- _Task directions_
Transcribe the data that follows precisely, omitting nothing.

- _Collected data entries_
:::
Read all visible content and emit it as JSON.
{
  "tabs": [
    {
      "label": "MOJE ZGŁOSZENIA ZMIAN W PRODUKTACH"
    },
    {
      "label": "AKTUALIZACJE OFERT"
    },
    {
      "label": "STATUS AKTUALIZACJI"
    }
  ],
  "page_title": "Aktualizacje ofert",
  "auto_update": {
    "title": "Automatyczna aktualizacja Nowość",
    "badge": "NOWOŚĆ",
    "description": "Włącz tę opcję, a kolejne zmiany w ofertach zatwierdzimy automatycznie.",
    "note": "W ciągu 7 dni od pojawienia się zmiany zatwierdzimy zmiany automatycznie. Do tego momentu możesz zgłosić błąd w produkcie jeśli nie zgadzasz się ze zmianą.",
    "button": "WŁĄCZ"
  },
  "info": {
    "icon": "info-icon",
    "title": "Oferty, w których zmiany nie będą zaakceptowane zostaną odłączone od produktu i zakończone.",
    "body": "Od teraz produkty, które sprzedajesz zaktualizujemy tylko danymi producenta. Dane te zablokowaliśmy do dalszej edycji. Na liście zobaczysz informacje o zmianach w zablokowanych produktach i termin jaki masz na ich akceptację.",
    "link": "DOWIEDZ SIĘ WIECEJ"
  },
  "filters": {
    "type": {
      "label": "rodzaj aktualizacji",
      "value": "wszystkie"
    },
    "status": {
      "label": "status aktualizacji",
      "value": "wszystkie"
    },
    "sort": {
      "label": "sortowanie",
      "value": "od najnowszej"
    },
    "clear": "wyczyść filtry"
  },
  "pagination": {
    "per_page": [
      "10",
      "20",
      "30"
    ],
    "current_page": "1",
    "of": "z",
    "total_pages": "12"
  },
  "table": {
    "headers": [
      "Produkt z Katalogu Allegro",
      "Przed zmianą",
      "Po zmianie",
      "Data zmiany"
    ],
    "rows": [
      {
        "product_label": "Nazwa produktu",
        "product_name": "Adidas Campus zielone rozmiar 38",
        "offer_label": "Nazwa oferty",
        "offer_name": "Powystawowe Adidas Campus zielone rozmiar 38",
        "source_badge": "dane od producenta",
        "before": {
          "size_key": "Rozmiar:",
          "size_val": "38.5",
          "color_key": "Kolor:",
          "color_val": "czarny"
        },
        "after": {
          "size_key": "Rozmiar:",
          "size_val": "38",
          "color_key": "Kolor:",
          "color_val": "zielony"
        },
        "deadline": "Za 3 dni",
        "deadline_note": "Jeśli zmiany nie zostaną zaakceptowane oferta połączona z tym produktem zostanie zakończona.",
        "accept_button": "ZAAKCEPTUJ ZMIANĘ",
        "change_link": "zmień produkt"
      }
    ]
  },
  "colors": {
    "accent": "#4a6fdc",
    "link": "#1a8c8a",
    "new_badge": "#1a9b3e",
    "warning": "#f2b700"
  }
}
:::
- _Task answer_
Read all visible content and emit it as JSON.
{
  "tabs": [
    {
      "label": "MOJE ZGŁOSZENIA ZMIAN W PRODUKTACH"
    },
    {
      "label": "AKTUALIZACJE OFERT"
    },
    {
      "label": "STATUS AKTUALIZACJI"
    }
  ],
  "page_title": "Aktualizacje ofert",
  "auto_update": {
    "title": "Automatyczna aktualizacja Nowość",
    "badge": "NOWOŚĆ",
    "description": "Włącz tę opcję, a kolejne zmiany w ofertach zatwierdzimy automatycznie.",
    "note": "W ciągu 7 dni od pojawienia się zmiany zatwierdzimy zmiany automatycznie. Do tego momentu możesz zgłosić błąd w produkcie jeśli nie zgadzasz się ze zmianą.",
    "button": "WŁĄCZ"
  },
  "info": {
    "icon": "info-icon",
    "title": "Oferty, w których zmiany nie będą zaakceptowane zostaną odłączone od produktu i zakończone.",
    "body": "Od teraz produkty, które sprzedajesz zaktualizujemy tylko danymi producenta. Dane te zablokowaliśmy do dalszej edycji. Na liście zobaczysz informacje o zmianach w zablokowanych produktach i termin jaki masz na ich akceptację.",
    "link": "DOWIEDZ SIĘ WIECEJ"
  },
  "filters": {
    "type": {
      "label": "rodzaj aktualizacji",
      "value": "wszystkie"
    },
    "status": {
      "label": "status aktualizacji",
      "value": "wszystkie"
    },
    "sort": {
      "label": "sortowanie",
      "value": "od najnowszej"
    },
    "clear": "wyczyść filtry"
  },
  "pagination": {
    "per_page": [
      "10",
      "20",
      "30"
    ],
    "current_page": "1",
    "of": "z",
    "total_pages": "12"
  },
  "table": {
    "headers": [
      "Produkt z Katalogu Allegro",
      "Przed zmianą",
      "Po zmianie",
      "Data zmiany"
    ],
    "rows": [
      {
        "product_label": "Nazwa produktu",
        "product_name": "Adidas Campus zielone rozmiar 38",
        "offer_label": "Nazwa oferty",
        "offer_name": "Powystawowe Adidas Campus zielone rozmiar 38",
        "source_badge": "dane od producenta",
        "before": {
          "size_key": "Rozmiar:",
          "size_val": "38.5",
          "color_key": "Kolor:",
          "color_val": "czarny"
        },
        "after": {
          "size_key": "Rozmiar:",
          "size_val": "38",
          "color_key": "Kolor:",
          "color_val": "zielony"
        },
        "deadline": "Za 3 dni",
        "deadline_note": "Jeśli zmiany nie zostaną zaakceptowane oferta połączona z tym produktem zostanie zakończona.",
        "accept_button": "ZAAKCEPTUJ ZMIANĘ",
        "change_link": "zmień produkt"
      }
    ]
  },
  "colors": {
    "accent": "#4a6fdc",
    "link": "#1a8c8a",
    "new_badge": "#1a9b3e",
    "warning": "#f2b700"
  }
}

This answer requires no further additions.